(Stored entries)
★ ★ ★ ★

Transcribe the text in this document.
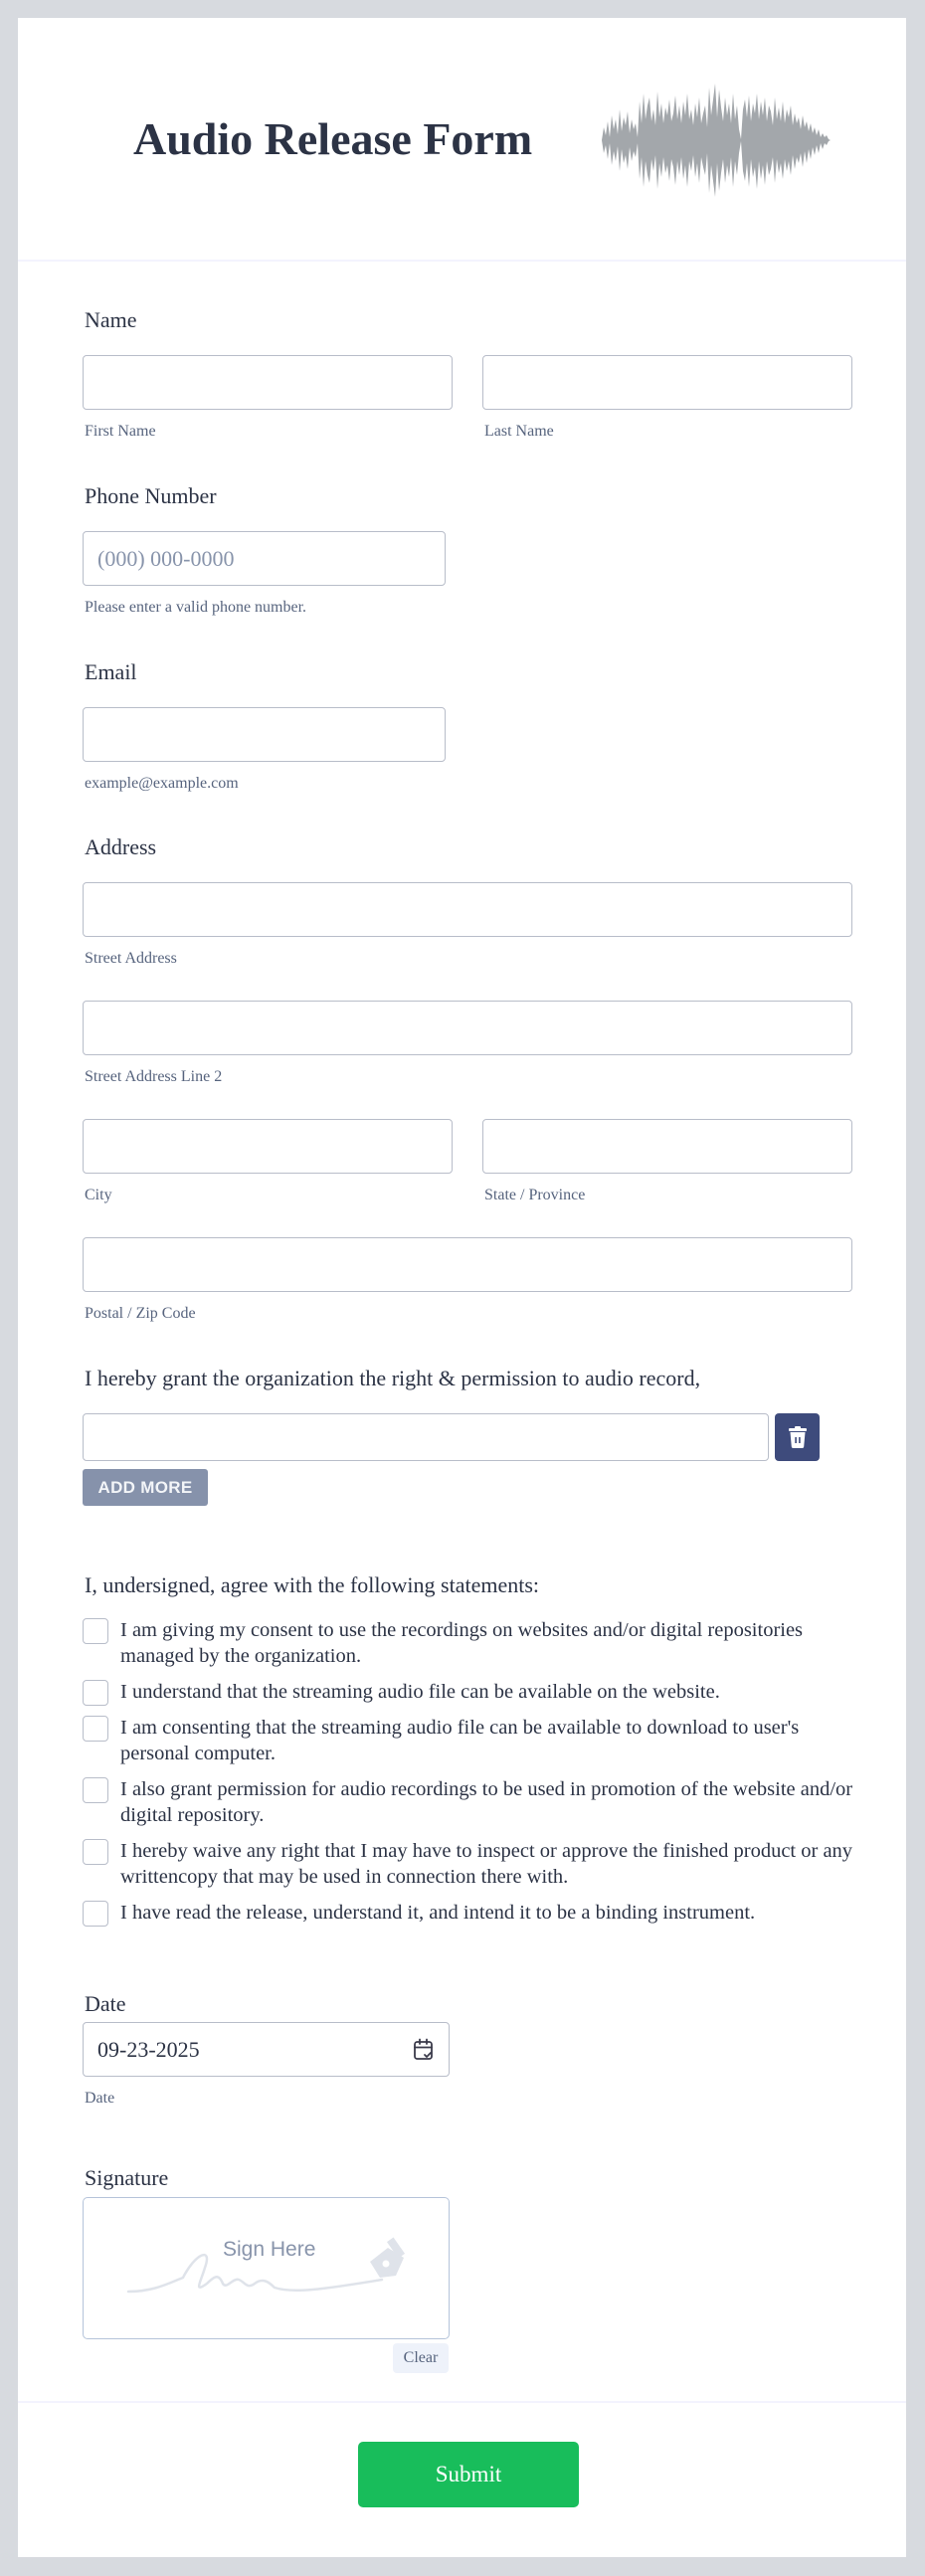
Audio Release Form
Name
First Name	Last Name
Phone Number
(000) 000-0000
Please enter a valid phone number.
Email
example@example.com
Address
Street Address
Street Address Line 2
City	State / Province
Postal / Zip Code
I hereby grant the organization the right & permission to audio record,
ADD MORE
I, undersigned, agree with the following statements:
I am giving my consent to use the recordings on websites and/or digital repositories managed by the organization.
I understand that the streaming audio file can be available on the website.
I am consenting that the streaming audio file can be available to download to user's personal computer.
I also grant permission for audio recordings to be used in promotion of the website and/or digital repository.
I hereby waive any right that I may have to inspect or approve the finished product or any writtencopy that may be used in connection there with.
I have read the release, understand it, and intend it to be a binding instrument.
Date
09-23-2025
Date
Signature
Sign Here
Clear
Submit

★ ★ ★ ★

WHAT TO WORK ON: Your answer should be a single number: the count of lines that contain "understand".

EXERCISE ANSWER: 2